Task inputs: Begin

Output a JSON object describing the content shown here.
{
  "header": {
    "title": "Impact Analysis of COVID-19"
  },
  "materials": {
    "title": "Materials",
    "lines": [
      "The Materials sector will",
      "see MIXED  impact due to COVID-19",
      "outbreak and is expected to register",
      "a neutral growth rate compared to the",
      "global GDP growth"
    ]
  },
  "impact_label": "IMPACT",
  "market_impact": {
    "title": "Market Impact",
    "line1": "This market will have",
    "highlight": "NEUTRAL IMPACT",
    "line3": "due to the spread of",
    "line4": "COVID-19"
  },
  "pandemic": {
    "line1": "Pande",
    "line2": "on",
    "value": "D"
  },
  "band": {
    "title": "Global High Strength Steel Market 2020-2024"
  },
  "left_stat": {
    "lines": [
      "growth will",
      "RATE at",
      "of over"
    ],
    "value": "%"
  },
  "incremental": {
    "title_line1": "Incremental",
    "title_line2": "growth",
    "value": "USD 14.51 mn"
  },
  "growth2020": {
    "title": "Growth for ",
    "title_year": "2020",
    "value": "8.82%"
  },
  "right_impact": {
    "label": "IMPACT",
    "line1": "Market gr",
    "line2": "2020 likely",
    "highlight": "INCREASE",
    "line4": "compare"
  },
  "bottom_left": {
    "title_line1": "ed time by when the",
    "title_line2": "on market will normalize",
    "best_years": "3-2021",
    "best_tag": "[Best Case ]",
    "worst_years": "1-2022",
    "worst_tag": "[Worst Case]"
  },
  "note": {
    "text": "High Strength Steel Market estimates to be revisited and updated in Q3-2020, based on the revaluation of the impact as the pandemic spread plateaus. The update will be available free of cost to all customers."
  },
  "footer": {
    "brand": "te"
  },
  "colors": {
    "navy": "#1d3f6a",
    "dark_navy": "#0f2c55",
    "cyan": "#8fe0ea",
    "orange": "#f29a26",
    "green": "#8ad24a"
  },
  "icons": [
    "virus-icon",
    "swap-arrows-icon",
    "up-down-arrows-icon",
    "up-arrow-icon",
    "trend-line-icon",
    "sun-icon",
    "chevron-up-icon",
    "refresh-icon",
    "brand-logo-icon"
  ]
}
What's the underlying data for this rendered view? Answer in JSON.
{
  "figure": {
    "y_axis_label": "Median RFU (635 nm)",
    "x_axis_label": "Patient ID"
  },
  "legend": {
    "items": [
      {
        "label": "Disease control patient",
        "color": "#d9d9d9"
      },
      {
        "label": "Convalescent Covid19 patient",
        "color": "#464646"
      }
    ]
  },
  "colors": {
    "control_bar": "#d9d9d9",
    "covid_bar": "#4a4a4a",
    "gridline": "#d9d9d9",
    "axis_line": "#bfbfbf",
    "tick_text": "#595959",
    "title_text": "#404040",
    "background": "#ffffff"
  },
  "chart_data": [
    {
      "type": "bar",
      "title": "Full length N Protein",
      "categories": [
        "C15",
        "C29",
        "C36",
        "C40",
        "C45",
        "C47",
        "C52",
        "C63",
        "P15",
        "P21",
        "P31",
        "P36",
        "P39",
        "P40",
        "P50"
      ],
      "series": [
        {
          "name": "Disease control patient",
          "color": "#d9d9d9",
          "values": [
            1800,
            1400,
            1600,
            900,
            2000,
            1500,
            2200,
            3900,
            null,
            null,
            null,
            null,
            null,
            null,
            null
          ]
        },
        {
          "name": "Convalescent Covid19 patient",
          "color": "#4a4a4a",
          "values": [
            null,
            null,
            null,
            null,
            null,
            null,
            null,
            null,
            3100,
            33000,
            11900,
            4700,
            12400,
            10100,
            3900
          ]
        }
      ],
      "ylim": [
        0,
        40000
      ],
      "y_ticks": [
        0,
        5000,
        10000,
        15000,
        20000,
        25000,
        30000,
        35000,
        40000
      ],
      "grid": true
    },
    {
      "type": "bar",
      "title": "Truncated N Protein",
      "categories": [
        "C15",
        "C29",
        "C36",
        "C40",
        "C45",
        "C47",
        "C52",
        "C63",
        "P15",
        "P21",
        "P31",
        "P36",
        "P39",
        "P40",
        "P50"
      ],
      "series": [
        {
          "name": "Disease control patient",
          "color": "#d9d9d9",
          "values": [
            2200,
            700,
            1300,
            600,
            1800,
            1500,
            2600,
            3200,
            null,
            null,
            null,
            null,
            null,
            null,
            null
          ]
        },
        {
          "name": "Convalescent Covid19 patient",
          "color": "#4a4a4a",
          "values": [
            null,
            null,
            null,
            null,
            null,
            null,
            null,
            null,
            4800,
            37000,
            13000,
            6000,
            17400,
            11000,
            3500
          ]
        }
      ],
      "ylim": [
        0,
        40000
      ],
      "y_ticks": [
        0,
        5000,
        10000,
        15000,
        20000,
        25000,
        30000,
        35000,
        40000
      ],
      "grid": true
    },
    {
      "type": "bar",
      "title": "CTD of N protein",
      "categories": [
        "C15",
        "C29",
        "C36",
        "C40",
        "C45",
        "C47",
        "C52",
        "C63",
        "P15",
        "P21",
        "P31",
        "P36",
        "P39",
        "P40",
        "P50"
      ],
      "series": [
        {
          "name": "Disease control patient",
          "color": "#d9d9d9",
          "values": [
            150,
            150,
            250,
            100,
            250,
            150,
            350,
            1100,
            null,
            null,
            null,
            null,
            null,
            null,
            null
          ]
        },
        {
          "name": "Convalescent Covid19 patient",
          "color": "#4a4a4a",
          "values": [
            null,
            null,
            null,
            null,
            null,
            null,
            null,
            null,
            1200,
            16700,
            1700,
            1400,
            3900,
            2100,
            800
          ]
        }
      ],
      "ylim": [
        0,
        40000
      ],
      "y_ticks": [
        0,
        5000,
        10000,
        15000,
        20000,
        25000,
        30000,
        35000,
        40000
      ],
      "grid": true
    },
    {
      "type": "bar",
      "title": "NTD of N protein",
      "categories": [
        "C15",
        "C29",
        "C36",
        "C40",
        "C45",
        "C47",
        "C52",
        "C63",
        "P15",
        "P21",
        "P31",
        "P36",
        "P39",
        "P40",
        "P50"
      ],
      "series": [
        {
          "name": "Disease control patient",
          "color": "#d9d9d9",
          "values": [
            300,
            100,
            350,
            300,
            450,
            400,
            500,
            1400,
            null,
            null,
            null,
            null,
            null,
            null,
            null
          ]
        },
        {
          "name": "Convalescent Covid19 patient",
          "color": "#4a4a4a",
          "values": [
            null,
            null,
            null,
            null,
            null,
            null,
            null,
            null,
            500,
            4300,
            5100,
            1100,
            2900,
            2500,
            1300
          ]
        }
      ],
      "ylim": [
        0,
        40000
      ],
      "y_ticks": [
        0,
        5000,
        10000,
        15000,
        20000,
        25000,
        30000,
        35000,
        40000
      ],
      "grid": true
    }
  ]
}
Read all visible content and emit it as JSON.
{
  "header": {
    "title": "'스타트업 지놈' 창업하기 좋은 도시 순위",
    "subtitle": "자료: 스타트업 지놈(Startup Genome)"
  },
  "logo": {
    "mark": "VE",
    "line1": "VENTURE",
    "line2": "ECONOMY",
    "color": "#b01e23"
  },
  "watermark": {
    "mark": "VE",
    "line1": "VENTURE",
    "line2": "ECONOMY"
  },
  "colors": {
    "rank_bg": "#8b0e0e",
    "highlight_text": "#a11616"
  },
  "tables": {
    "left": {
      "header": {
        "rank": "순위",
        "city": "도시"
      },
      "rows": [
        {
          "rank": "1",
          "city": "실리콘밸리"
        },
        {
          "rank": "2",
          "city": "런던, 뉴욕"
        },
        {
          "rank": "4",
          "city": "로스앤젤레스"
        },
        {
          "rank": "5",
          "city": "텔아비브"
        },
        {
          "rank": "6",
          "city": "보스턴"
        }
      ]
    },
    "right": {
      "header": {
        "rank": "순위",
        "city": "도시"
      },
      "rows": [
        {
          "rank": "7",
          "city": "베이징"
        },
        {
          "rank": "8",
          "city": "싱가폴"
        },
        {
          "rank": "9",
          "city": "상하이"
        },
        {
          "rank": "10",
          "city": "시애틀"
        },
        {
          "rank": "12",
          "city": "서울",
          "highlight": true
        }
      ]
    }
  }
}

Task inputs: End

Task to carry out:
An exact repeat of the lines from the one containing "Read all visible content and emit it as JSON." through the final line of the entries is the whole answer.

Solution to the problem:
Read all visible content and emit it as JSON.
{
  "header": {
    "title": "'스타트업 지놈' 창업하기 좋은 도시 순위",
    "subtitle": "자료: 스타트업 지놈(Startup Genome)"
  },
  "logo": {
    "mark": "VE",
    "line1": "VENTURE",
    "line2": "ECONOMY",
    "color": "#b01e23"
  },
  "watermark": {
    "mark": "VE",
    "line1": "VENTURE",
    "line2": "ECONOMY"
  },
  "colors": {
    "rank_bg": "#8b0e0e",
    "highlight_text": "#a11616"
  },
  "tables": {
    "left": {
      "header": {
        "rank": "순위",
        "city": "도시"
      },
      "rows": [
        {
          "rank": "1",
          "city": "실리콘밸리"
        },
        {
          "rank": "2",
          "city": "런던, 뉴욕"
        },
        {
          "rank": "4",
          "city": "로스앤젤레스"
        },
        {
          "rank": "5",
          "city": "텔아비브"
        },
        {
          "rank": "6",
          "city": "보스턴"
        }
      ]
    },
    "right": {
      "header": {
        "rank": "순위",
        "city": "도시"
      },
      "rows": [
        {
          "rank": "7",
          "city": "베이징"
        },
        {
          "rank": "8",
          "city": "싱가폴"
        },
        {
          "rank": "9",
          "city": "상하이"
        },
        {
          "rank": "10",
          "city": "시애틀"
        },
        {
          "rank": "12",
          "city": "서울",
          "highlight": true
        }
      ]
    }
  }
}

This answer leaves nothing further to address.